======== Dataset ========

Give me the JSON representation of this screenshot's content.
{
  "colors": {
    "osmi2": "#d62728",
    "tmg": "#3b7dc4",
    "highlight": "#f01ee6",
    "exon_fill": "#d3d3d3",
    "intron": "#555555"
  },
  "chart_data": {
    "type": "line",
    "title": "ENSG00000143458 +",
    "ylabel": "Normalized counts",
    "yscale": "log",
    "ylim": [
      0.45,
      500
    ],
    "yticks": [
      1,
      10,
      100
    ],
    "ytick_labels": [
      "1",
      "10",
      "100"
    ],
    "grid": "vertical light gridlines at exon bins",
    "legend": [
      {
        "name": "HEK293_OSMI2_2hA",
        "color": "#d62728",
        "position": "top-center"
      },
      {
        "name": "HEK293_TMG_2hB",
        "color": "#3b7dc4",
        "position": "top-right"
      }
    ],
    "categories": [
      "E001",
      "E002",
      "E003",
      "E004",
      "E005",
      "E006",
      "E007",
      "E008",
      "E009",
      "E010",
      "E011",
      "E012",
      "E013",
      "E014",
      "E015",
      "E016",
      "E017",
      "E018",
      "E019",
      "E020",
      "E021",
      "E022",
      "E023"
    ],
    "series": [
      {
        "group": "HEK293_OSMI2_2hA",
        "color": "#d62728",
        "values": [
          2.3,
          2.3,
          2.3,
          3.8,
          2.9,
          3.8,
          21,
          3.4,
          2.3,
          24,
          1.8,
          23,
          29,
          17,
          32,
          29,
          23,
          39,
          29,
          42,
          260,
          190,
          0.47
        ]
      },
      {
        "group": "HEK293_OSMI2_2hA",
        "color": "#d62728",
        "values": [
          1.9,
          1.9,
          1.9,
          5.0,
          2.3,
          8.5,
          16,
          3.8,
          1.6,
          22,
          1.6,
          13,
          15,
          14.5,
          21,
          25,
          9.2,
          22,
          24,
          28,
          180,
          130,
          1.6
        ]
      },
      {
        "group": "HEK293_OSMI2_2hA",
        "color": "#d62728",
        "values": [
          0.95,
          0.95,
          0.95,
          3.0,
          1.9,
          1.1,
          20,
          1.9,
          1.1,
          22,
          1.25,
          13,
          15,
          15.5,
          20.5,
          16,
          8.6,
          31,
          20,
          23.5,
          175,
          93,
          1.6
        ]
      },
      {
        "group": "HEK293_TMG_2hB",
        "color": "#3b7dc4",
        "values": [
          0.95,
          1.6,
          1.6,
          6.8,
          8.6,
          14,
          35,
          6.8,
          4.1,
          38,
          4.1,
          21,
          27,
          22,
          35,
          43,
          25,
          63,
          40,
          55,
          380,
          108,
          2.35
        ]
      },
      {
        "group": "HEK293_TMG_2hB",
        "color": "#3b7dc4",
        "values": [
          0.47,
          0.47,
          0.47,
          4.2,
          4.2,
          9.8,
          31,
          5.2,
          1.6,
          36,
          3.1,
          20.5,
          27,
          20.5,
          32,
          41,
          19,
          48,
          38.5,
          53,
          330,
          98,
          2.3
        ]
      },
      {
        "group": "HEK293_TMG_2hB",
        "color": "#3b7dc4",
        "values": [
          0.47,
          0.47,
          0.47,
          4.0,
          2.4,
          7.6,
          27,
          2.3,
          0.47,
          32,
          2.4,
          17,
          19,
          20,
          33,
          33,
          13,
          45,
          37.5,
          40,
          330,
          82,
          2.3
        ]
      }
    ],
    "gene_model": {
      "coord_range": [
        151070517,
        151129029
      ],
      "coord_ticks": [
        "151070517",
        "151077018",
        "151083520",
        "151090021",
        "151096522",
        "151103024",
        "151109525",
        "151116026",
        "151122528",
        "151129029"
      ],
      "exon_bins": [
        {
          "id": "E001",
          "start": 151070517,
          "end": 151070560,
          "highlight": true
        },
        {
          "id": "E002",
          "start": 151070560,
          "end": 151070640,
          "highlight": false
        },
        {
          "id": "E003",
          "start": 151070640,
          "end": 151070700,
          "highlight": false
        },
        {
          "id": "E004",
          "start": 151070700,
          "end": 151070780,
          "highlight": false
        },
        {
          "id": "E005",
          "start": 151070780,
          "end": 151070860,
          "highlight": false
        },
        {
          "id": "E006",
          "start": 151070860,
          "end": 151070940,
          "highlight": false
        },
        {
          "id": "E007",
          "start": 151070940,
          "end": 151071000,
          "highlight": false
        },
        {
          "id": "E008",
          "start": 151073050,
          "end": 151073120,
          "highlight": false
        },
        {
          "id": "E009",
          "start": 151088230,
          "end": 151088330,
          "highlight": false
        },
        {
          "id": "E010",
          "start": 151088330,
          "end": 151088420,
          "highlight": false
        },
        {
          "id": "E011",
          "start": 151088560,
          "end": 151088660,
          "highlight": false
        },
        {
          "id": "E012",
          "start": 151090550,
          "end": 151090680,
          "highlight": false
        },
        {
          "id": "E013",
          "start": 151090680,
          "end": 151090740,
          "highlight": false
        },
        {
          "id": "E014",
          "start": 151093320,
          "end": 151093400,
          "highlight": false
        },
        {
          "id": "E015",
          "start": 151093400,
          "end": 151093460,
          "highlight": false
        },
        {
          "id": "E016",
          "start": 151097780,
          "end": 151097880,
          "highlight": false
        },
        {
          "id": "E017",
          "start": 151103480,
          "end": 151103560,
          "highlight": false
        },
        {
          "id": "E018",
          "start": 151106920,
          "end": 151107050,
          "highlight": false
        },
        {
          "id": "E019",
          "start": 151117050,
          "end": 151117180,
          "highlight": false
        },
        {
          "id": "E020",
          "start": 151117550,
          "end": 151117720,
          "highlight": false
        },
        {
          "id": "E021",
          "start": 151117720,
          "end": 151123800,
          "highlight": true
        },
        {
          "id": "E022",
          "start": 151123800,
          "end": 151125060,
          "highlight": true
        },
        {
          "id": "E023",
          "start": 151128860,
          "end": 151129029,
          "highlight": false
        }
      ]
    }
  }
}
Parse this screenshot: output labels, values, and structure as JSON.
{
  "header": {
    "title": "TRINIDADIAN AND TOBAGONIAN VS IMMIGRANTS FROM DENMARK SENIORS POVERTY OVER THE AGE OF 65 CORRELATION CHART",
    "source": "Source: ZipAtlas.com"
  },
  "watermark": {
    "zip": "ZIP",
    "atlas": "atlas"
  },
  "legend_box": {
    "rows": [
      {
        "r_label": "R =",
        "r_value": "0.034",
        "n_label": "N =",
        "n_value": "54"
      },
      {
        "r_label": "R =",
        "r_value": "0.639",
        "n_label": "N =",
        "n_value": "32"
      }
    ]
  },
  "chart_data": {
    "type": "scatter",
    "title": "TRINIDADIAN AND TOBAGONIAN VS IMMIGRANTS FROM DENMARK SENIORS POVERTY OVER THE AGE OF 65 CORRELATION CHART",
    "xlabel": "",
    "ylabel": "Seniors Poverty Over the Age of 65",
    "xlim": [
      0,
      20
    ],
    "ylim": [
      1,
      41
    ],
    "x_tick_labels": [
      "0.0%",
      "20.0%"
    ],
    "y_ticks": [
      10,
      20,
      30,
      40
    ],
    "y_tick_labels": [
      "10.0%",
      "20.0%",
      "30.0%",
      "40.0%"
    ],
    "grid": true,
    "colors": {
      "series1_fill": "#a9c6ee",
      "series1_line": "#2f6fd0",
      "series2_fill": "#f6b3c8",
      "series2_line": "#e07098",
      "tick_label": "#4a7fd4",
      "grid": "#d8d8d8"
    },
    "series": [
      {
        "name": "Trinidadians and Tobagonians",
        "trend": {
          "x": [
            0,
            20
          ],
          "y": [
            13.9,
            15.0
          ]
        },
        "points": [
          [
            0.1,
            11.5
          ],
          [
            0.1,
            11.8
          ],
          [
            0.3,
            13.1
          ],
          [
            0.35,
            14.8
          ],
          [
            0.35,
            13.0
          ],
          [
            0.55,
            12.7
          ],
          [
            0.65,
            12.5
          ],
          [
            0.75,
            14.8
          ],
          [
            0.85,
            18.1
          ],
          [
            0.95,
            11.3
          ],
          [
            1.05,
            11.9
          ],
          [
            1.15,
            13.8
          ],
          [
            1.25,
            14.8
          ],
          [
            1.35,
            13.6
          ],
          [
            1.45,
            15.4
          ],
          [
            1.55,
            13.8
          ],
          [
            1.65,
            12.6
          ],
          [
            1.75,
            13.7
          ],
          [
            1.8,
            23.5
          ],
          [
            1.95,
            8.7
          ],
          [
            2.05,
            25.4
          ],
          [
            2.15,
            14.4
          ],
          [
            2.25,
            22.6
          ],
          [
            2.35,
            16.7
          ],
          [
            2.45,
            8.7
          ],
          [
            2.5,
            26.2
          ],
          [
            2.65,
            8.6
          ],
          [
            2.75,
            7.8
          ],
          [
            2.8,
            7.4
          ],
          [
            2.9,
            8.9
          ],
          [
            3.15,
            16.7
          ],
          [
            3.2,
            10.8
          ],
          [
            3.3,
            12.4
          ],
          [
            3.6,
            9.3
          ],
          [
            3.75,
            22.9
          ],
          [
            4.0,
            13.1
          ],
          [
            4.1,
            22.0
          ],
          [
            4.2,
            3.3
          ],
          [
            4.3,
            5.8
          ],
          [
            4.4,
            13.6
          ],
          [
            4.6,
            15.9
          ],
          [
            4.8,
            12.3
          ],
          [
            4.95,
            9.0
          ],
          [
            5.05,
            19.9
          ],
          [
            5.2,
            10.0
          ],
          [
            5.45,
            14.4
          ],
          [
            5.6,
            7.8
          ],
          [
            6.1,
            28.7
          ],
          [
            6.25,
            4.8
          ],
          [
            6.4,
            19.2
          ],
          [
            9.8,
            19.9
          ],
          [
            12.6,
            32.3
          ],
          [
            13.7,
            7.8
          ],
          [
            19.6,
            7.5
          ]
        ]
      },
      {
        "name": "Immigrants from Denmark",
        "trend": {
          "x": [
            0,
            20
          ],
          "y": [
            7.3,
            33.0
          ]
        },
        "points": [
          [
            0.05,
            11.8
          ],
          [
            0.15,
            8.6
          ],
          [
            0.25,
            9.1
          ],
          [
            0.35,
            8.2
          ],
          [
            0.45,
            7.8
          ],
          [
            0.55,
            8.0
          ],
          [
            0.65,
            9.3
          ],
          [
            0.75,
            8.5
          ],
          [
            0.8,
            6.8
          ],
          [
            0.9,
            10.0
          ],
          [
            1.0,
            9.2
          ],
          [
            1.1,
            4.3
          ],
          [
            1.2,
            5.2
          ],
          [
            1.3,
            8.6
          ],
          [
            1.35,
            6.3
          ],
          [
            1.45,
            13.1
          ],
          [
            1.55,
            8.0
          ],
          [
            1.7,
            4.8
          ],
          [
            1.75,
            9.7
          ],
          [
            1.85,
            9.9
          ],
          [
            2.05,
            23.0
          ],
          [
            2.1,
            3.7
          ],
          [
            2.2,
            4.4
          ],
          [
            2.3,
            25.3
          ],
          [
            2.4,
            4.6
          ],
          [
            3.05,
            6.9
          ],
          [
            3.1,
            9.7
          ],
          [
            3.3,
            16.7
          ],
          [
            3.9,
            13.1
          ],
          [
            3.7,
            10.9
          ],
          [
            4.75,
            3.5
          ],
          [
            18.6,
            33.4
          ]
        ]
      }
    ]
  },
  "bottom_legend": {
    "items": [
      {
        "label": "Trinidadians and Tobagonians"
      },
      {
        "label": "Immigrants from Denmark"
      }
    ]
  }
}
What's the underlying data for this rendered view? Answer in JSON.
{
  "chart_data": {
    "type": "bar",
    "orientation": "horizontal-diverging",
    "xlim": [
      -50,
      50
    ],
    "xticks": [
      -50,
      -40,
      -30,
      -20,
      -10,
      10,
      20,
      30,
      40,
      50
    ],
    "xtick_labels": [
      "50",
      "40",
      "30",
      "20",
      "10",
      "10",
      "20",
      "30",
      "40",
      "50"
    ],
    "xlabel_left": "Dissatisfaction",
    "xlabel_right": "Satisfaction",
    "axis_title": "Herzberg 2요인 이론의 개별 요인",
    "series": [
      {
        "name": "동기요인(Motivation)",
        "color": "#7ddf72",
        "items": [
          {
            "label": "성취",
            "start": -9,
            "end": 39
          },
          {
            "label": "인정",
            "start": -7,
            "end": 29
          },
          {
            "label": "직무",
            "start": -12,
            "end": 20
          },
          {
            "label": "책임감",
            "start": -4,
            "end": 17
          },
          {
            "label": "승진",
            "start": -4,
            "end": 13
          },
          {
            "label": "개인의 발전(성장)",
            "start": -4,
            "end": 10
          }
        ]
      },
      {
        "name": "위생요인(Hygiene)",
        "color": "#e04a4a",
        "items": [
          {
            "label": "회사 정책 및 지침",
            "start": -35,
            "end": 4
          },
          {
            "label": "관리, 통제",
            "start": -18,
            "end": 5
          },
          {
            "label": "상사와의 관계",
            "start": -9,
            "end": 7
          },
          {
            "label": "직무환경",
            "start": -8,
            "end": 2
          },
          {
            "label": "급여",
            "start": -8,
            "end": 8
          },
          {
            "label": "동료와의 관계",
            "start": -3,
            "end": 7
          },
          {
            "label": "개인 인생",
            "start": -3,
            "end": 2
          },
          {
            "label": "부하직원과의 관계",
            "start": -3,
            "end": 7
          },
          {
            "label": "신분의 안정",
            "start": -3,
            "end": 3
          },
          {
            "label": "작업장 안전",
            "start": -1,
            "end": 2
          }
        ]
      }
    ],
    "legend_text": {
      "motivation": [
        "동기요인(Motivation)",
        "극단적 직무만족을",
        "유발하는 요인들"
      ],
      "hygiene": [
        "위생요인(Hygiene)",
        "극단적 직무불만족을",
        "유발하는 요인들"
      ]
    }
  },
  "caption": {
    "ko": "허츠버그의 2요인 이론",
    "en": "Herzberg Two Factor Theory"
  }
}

========

◆ **Directions for this task**
Return every line in the listing that contains the word "grid".

◆ **Worked answer**
    "grid": "vertical light gridlines at exon bins",
    "grid": true,
      "grid": "#d8d8d8"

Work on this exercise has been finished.